* **Listed records**
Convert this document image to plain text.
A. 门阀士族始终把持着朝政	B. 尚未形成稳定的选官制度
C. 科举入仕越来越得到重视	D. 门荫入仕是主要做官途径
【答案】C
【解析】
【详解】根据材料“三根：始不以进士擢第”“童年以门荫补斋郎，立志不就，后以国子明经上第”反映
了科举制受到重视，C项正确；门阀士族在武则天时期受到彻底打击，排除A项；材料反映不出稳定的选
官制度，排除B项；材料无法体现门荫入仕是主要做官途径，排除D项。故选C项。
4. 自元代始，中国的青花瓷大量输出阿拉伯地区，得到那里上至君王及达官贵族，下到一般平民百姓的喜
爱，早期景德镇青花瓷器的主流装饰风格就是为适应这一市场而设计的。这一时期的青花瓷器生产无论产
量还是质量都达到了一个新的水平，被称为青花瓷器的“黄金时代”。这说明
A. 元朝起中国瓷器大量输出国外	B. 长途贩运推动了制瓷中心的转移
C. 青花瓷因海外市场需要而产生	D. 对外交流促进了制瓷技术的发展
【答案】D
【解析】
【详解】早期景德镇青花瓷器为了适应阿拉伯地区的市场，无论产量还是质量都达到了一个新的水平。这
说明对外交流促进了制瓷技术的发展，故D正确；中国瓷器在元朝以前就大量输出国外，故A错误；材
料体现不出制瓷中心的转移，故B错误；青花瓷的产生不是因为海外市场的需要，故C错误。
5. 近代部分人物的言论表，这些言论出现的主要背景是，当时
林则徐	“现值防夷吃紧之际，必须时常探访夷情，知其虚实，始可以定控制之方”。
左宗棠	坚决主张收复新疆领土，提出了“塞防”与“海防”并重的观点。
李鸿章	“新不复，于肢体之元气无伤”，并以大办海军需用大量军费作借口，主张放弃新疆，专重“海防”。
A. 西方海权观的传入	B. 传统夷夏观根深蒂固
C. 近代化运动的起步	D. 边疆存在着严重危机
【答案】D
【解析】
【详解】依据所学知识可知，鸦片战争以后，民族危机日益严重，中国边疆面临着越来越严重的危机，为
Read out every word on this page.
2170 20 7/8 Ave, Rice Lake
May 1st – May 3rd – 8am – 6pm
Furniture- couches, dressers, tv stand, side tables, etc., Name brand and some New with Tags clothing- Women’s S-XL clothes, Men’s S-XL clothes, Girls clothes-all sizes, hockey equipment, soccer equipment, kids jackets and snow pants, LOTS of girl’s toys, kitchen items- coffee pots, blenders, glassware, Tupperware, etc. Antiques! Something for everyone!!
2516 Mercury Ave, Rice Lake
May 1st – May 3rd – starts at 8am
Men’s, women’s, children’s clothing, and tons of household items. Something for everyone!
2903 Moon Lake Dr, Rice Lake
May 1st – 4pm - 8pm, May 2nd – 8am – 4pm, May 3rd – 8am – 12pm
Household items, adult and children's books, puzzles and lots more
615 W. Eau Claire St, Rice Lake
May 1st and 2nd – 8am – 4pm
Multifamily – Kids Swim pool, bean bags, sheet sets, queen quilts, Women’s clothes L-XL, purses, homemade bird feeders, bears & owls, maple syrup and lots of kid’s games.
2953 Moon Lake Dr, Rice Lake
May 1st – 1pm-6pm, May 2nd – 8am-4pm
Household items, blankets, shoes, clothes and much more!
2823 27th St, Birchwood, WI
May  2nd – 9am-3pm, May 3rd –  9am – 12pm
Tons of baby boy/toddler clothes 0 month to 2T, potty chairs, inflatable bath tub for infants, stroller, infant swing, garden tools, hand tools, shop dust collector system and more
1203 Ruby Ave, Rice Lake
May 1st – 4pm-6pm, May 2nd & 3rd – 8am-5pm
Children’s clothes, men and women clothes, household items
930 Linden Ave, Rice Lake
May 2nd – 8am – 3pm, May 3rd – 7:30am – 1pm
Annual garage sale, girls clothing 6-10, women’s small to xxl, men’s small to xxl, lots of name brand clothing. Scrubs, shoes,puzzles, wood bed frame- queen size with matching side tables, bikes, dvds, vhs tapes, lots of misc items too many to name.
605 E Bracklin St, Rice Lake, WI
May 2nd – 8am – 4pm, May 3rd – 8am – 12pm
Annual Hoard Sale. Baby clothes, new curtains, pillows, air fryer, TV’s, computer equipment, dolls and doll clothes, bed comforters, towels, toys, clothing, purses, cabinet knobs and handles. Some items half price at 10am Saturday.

* **Exercise details**
Print every record above exactly as written.

* **Written reply**
Convert this document image to plain text.
A. 门阀士族始终把持着朝政	B. 尚未形成稳定的选官制度
C. 科举入仕越来越得到重视	D. 门荫入仕是主要做官途径
【答案】C
【解析】
【详解】根据材料“三根：始不以进士擢第”“童年以门荫补斋郎，立志不就，后以国子明经上第”反映
了科举制受到重视，C项正确；门阀士族在武则天时期受到彻底打击，排除A项；材料反映不出稳定的选
官制度，排除B项；材料无法体现门荫入仕是主要做官途径，排除D项。故选C项。
4. 自元代始，中国的青花瓷大量输出阿拉伯地区，得到那里上至君王及达官贵族，下到一般平民百姓的喜
爱，早期景德镇青花瓷器的主流装饰风格就是为适应这一市场而设计的。这一时期的青花瓷器生产无论产
量还是质量都达到了一个新的水平，被称为青花瓷器的“黄金时代”。这说明
A. 元朝起中国瓷器大量输出国外	B. 长途贩运推动了制瓷中心的转移
C. 青花瓷因海外市场需要而产生	D. 对外交流促进了制瓷技术的发展
【答案】D
【解析】
【详解】早期景德镇青花瓷器为了适应阿拉伯地区的市场，无论产量还是质量都达到了一个新的水平。这
说明对外交流促进了制瓷技术的发展，故D正确；中国瓷器在元朝以前就大量输出国外，故A错误；材
料体现不出制瓷中心的转移，故B错误；青花瓷的产生不是因为海外市场的需要，故C错误。
5. 近代部分人物的言论表，这些言论出现的主要背景是，当时
林则徐	“现值防夷吃紧之际，必须时常探访夷情，知其虚实，始可以定控制之方”。
左宗棠	坚决主张收复新疆领土，提出了“塞防”与“海防”并重的观点。
李鸿章	“新不复，于肢体之元气无伤”，并以大办海军需用大量军费作借口，主张放弃新疆，专重“海防”。
A. 西方海权观的传入	B. 传统夷夏观根深蒂固
C. 近代化运动的起步	D. 边疆存在着严重危机
【答案】D
【解析】
【详解】依据所学知识可知，鸦片战争以后，民族危机日益严重，中国边疆面临着越来越严重的危机，为
Read out every word on this page.
2170 20 7/8 Ave, Rice Lake
May 1st – May 3rd – 8am – 6pm
Furniture- couches, dressers, tv stand, side tables, etc., Name brand and some New with Tags clothing- Women’s S-XL clothes, Men’s S-XL clothes, Girls clothes-all sizes, hockey equipment, soccer equipment, kids jackets and snow pants, LOTS of girl’s toys, kitchen items- coffee pots, blenders, glassware, Tupperware, etc. Antiques! Something for everyone!!
2516 Mercury Ave, Rice Lake
May 1st – May 3rd – starts at 8am
Men’s, women’s, children’s clothing, and tons of household items. Something for everyone!
2903 Moon Lake Dr, Rice Lake
May 1st – 4pm - 8pm, May 2nd – 8am – 4pm, May 3rd – 8am – 12pm
Household items, adult and children's books, puzzles and lots more
615 W. Eau Claire St, Rice Lake
May 1st and 2nd – 8am – 4pm
Multifamily – Kids Swim pool, bean bags, sheet sets, queen quilts, Women’s clothes L-XL, purses, homemade bird feeders, bears & owls, maple syrup and lots of kid’s games.
2953 Moon Lake Dr, Rice Lake
May 1st – 1pm-6pm, May 2nd – 8am-4pm
Household items, blankets, shoes, clothes and much more!
2823 27th St, Birchwood, WI
May  2nd – 9am-3pm, May 3rd –  9am – 12pm
Tons of baby boy/toddler clothes 0 month to 2T, potty chairs, inflatable bath tub for infants, stroller, infant swing, garden tools, hand tools, shop dust collector system and more
1203 Ruby Ave, Rice Lake
May 1st – 4pm-6pm, May 2nd & 3rd – 8am-5pm
Children’s clothes, men and women clothes, household items
930 Linden Ave, Rice Lake
May 2nd – 8am – 3pm, May 3rd – 7:30am – 1pm
Annual garage sale, girls clothing 6-10, women’s small to xxl, men’s small to xxl, lots of name brand clothing. Scrubs, shoes,puzzles, wood bed frame- queen size with matching side tables, bikes, dvds, vhs tapes, lots of misc items too many to name.
605 E Bracklin St, Rice Lake, WI
May 2nd – 8am – 4pm, May 3rd – 8am – 12pm
Annual Hoard Sale. Baby clothes, new curtains, pillows, air fryer, TV’s, computer equipment, dolls and doll clothes, bed comforters, towels, toys, clothing, purses, cabinet knobs and handles. Some items half price at 10am Saturday.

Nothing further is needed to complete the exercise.